## Raw data
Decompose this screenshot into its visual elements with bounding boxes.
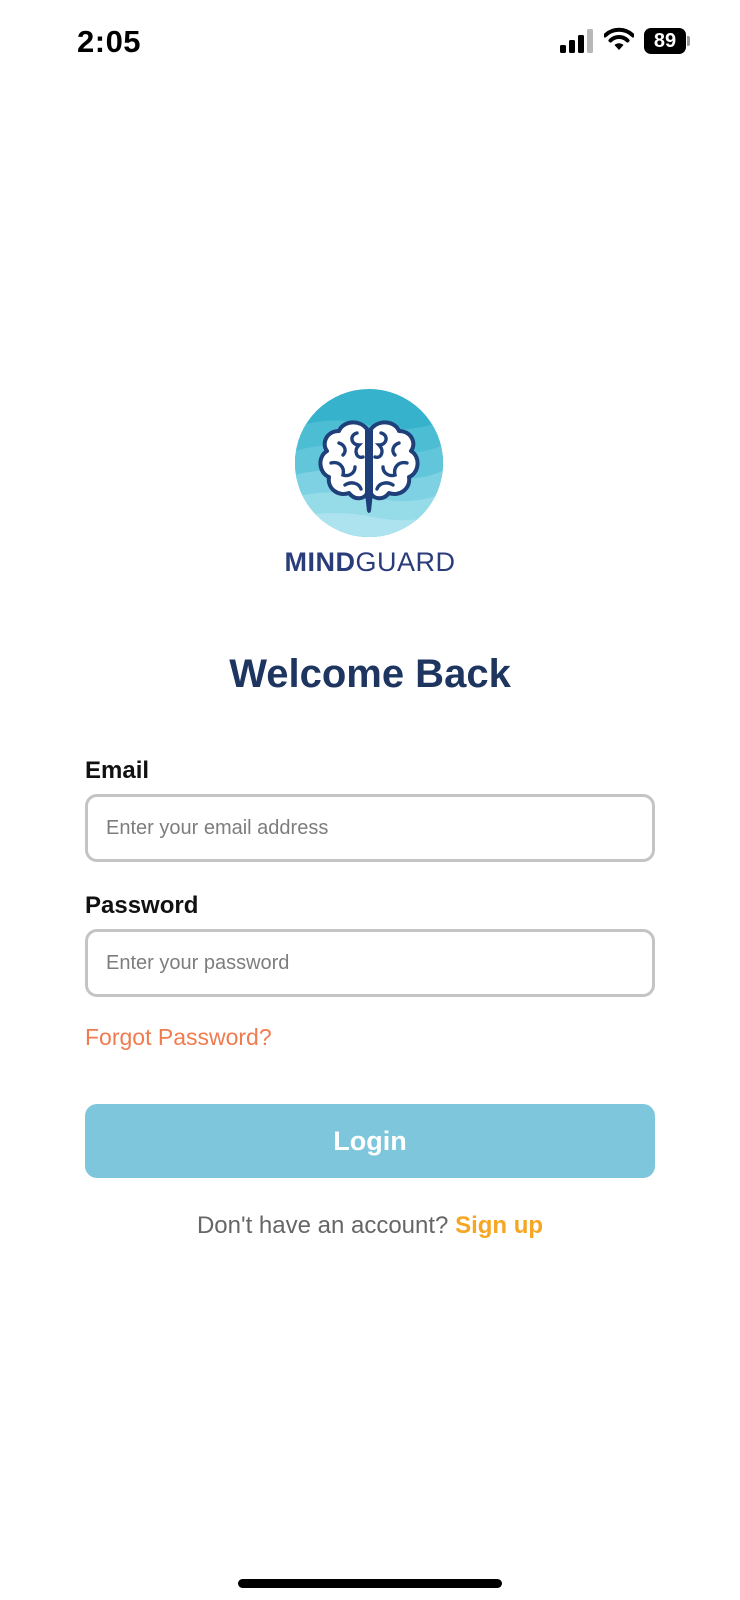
password-field[interactable]	[85, 929, 655, 997]
login-button[interactable]: Login	[85, 1104, 655, 1178]
login-screen: 2:05 89 MINDGUARD Welcome Back Email Ent…	[0, 0, 740, 1600]
brand-logo: MINDGUARD	[0, 547, 740, 578]
battery-tip	[687, 36, 690, 46]
signup-link[interactable]: Sign up	[455, 1212, 543, 1239]
wifi-icon	[604, 27, 634, 50]
battery-icon: 89	[644, 28, 690, 54]
email-field[interactable]	[85, 794, 655, 862]
status-time: 2:05	[77, 24, 142, 59]
status-bar: 2:05 89	[0, 0, 740, 84]
password-label: Password	[85, 892, 199, 919]
forgot-password-link[interactable]: Forgot Password?	[85, 1024, 272, 1051]
brain-icon	[295, 389, 443, 537]
signup-prompt: Don't have an account?	[196, 1212, 449, 1239]
email-label: Email	[85, 757, 150, 784]
page-title: Welcome Back	[229, 652, 511, 696]
home-indicator[interactable]	[238, 1579, 502, 1588]
brand-name-bold: MIND	[284, 547, 356, 577]
brand-name-light: GUARD	[355, 547, 456, 577]
signal-icon	[560, 29, 593, 53]
battery-level: 89	[644, 28, 686, 54]
signup-row: Don't have an account? Sign up	[0, 1212, 740, 1240]
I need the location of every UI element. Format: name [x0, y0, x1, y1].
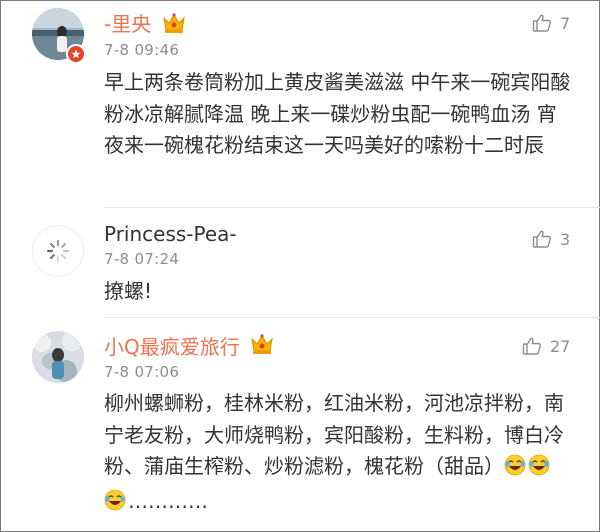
comment-text: 柳州螺蛳粉，桂林米粉，红油米粉，河池凉拌粉，南宁老友粉，大师烧鸭粉，宾阳酸粉，生…	[104, 388, 574, 520]
timestamp: 7-8 07:24	[104, 250, 180, 268]
like-button[interactable]: 7	[532, 13, 570, 33]
thumbs-up-icon	[532, 14, 551, 32]
divider	[104, 317, 600, 318]
laughing-tears-emoji	[504, 454, 526, 486]
comment-text-body: 柳州螺蛳粉，桂林米粉，红油米粉，河池凉拌粉，南宁老友粉，大师烧鸭粉，宾阳酸粉，生…	[104, 391, 564, 478]
thumbs-up-icon	[522, 337, 541, 355]
comment-text-tail: …………	[128, 488, 208, 513]
like-count: 27	[550, 336, 571, 356]
divider	[104, 207, 600, 208]
crown-icon	[250, 333, 274, 355]
verified-badge-icon	[66, 44, 86, 64]
avatar[interactable]	[32, 331, 84, 383]
timestamp: 7-8 07:06	[104, 363, 180, 381]
comment-text: 早上两条卷筒粉加上黄皮酱美滋滋 中午来一碗宾阳酸粉冰凉解腻降温 晚上来一碟炒粉虫…	[104, 70, 571, 157]
laughing-tears-emoji	[528, 454, 550, 486]
thumbs-up-icon	[532, 230, 551, 248]
like-count: 7	[560, 13, 571, 33]
username[interactable]: -里央	[104, 13, 151, 35]
like-button[interactable]: 27	[522, 336, 570, 356]
username[interactable]: Princess-Pea-	[104, 223, 237, 245]
crown-icon	[162, 12, 186, 34]
username[interactable]: 小Q最疯爱旅行	[104, 336, 240, 358]
comment-text: 撩螺!	[104, 279, 153, 303]
like-count: 3	[560, 229, 571, 249]
laughing-tears-emoji	[104, 489, 126, 521]
avatar[interactable]	[32, 225, 84, 277]
loading-spinner-icon	[46, 239, 70, 263]
timestamp: 7-8 09:46	[104, 41, 180, 59]
like-button[interactable]: 3	[532, 229, 570, 249]
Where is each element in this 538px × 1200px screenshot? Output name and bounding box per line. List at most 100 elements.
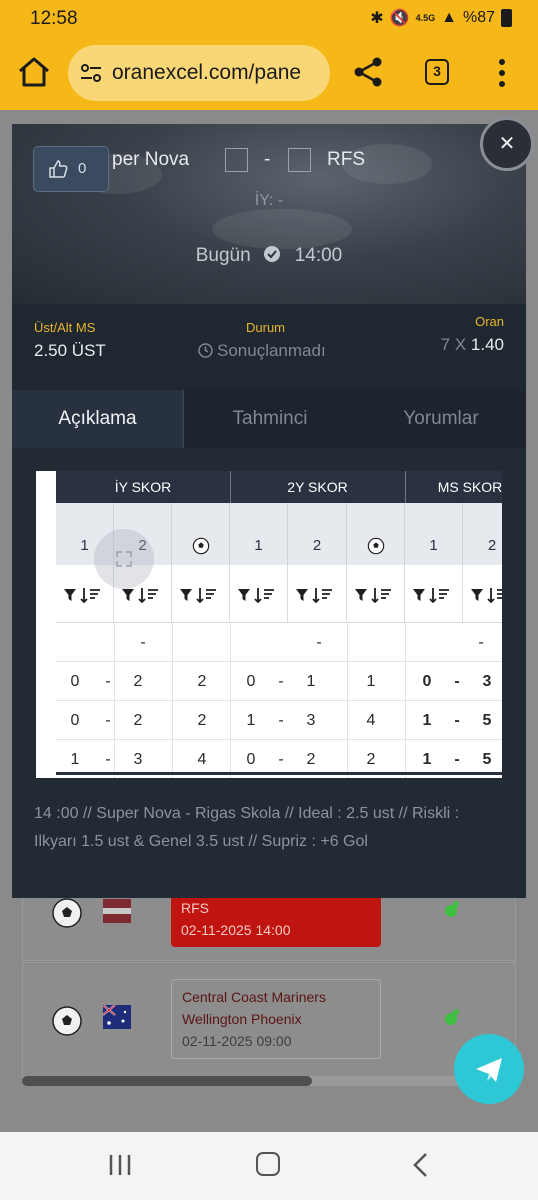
like-count: 0 [78, 160, 87, 177]
match-info[interactable]: Central Coast Mariners Wellington Phoeni… [171, 979, 381, 1059]
table-cell: 4 [366, 712, 376, 729]
expand-icon [116, 551, 132, 567]
check-circle-icon [263, 246, 280, 262]
table-cell: 2 [197, 712, 207, 729]
mute-icon: 🔇 [389, 10, 410, 27]
table-cell: 3 [482, 673, 492, 690]
site-settings-icon[interactable] [80, 63, 102, 83]
table-cell: 3 [306, 712, 316, 729]
score-separator: - [264, 149, 271, 170]
sub-header-cell: 1 [230, 503, 288, 565]
flag-latvia-icon [103, 899, 131, 923]
share-icon[interactable] [352, 56, 384, 88]
sub-header-cell: 2 [288, 503, 347, 565]
filter-cell[interactable] [347, 565, 405, 623]
modal-tabs: Açıklama Tahminci Yorumlar [12, 390, 526, 448]
clock-icon [198, 343, 213, 358]
match-team: RFS [181, 900, 209, 916]
away-team-name: RFS [327, 149, 365, 170]
match-date: 02-11-2025 14:00 [181, 922, 291, 938]
filter-cell[interactable] [172, 565, 230, 623]
sub-header-cell: 1 [405, 503, 463, 565]
away-score-box [288, 148, 311, 172]
table-cell: - [278, 673, 284, 690]
more-menu-icon[interactable] [494, 58, 510, 88]
home-icon[interactable] [16, 54, 52, 90]
soccer-ball-icon [367, 537, 384, 555]
send-icon [476, 1058, 502, 1082]
url-text: oranexcel.com/pane [112, 61, 302, 84]
url-bar[interactable]: oranexcel.com/pane [68, 45, 330, 101]
tab-switcher-button[interactable]: 3 [425, 59, 449, 85]
close-modal-button[interactable]: ✕ [480, 117, 534, 171]
table-cell: 2 [197, 673, 207, 690]
recent-apps-icon[interactable] [108, 1152, 132, 1178]
match-team: Wellington Phoenix [182, 1011, 302, 1027]
tab-yorumlar[interactable]: Yorumlar [356, 390, 526, 448]
table-cell: 0 [422, 673, 432, 690]
match-card[interactable]: Central Coast Mariners Wellington Phoeni… [22, 962, 516, 1077]
group-2y-skor: 2Y SKOR [287, 479, 348, 495]
battery-icon [501, 9, 512, 27]
match-day: Bugün [195, 245, 251, 266]
match-date: 02-11-2025 09:00 [182, 1033, 292, 1049]
filter-cell[interactable] [288, 565, 347, 623]
odds-x: X [454, 335, 467, 354]
back-icon[interactable] [410, 1152, 430, 1178]
tab-tahminci[interactable]: Tahminci [184, 390, 356, 448]
table-cell: 0 [70, 712, 80, 729]
home-nav-icon[interactable] [256, 1152, 280, 1176]
table-cell: 1 [366, 673, 376, 690]
status-label: Durum [246, 320, 286, 335]
table-cell: 1 [422, 712, 432, 729]
live-icon [445, 1009, 459, 1025]
filter-cell[interactable] [405, 565, 463, 623]
filter-cell[interactable] [230, 565, 288, 623]
odds-count: 7 [440, 335, 451, 354]
bet-type-value: 2.50 ÜST [34, 341, 106, 360]
odds-value: 1.40 [470, 335, 504, 354]
scrollbar-thumb[interactable] [22, 1076, 312, 1086]
table-row [56, 623, 502, 662]
filter-sort-icon [413, 588, 449, 603]
table-cell: - [105, 712, 111, 729]
table-cell: 5 [482, 712, 492, 729]
tab-aciklama[interactable]: Açıklama [12, 390, 184, 448]
soccer-ball-icon [52, 1006, 82, 1036]
sub-header-cell [347, 503, 405, 565]
home-team-name: per Nova [112, 149, 190, 170]
table-cell: - [278, 712, 284, 729]
table-cell: - [316, 634, 322, 651]
sub-header-cell: 2 [487, 537, 497, 554]
status-time: 12:58 [30, 8, 78, 29]
status-icons: ✱ 🔇 4.5G ▲ %87 [370, 8, 512, 28]
odds-label: Oran [475, 314, 504, 329]
match-hero: 0 per Nova - RFS İY: - Bugün 14:00 [12, 124, 526, 304]
filter-sort-icon [122, 588, 158, 603]
prediction-description: 14 :00 // Super Nova - Rigas Skola // Id… [34, 805, 460, 850]
like-button[interactable]: 0 [33, 146, 109, 192]
status-value-wrap: Sonuçlanmadı [198, 341, 326, 361]
group-iy-skor: İY SKOR [114, 479, 172, 495]
network-label: 4.5G [415, 13, 436, 23]
close-icon: ✕ [498, 133, 516, 155]
table-cell: 0 [246, 673, 256, 690]
filter-sort-icon [180, 588, 216, 603]
table-cell: - [454, 712, 460, 729]
stadium-light [212, 209, 352, 249]
match-detail-modal: 0 per Nova - RFS İY: - Bugün 14:00 Üst/Al… [12, 124, 526, 898]
live-icon [445, 901, 459, 917]
match-time: 14:00 [294, 245, 343, 266]
soccer-ball-icon [192, 537, 209, 555]
group-ms-skor: MS SKOR [437, 479, 502, 495]
table-cell: 1 [246, 712, 256, 729]
telegram-button[interactable] [454, 1034, 524, 1104]
match-info[interactable]: RFS 02-11-2025 14:00 [171, 891, 381, 947]
filter-sort-icon [355, 588, 391, 603]
filter-cell[interactable] [463, 565, 502, 623]
battery-percent: %87 [462, 9, 495, 26]
table-cell: 2 [133, 673, 143, 690]
table-cell: 2 [133, 712, 143, 729]
table-cell: 1 [306, 673, 316, 690]
home-score-box [225, 148, 248, 172]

## Required task
Can you update the lines starting at the one that has "929, 655, 997]" and stopping after the one that has "36, 690, 46]", changing "interactable" to "clickable" and leaving all else unchanged? Give back only those lines.

## Task result
password-field[clickable]	[85, 929, 655, 997]
login-button[clickable]: Login	[85, 1104, 655, 1178]
login-screen: 2:05 89 MINDGUARD Welcome Back Email Ent…	[0, 0, 740, 1600]
brand-logo: MINDGUARD	[0, 547, 740, 578]
battery-tip	[687, 36, 690, 46]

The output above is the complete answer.